■ **What to produce**
Quote the listing below in its entirety.

(Records from a data source)
--- Start ---
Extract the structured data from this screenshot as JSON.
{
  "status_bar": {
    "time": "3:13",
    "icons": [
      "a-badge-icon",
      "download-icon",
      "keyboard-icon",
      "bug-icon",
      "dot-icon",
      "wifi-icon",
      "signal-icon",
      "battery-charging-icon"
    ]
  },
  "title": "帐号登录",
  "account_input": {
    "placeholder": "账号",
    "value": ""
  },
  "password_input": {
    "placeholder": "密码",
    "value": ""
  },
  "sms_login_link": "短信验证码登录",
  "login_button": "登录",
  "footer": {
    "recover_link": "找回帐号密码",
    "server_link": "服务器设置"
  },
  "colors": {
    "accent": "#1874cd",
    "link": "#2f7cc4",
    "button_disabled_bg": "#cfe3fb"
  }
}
--- End ---
■ **Answer to the problem**
Extract the structured data from this screenshot as JSON.
{
  "status_bar": {
    "time": "3:13",
    "icons": [
      "a-badge-icon",
      "download-icon",
      "keyboard-icon",
      "bug-icon",
      "dot-icon",
      "wifi-icon",
      "signal-icon",
      "battery-charging-icon"
    ]
  },
  "title": "帐号登录",
  "account_input": {
    "placeholder": "账号",
    "value": ""
  },
  "password_input": {
    "placeholder": "密码",
    "value": ""
  },
  "sms_login_link": "短信验证码登录",
  "login_button": "登录",
  "footer": {
    "recover_link": "找回帐号密码",
    "server_link": "服务器设置"
  },
  "colors": {
    "accent": "#1874cd",
    "link": "#2f7cc4",
    "button_disabled_bg": "#cfe3fb"
  }
}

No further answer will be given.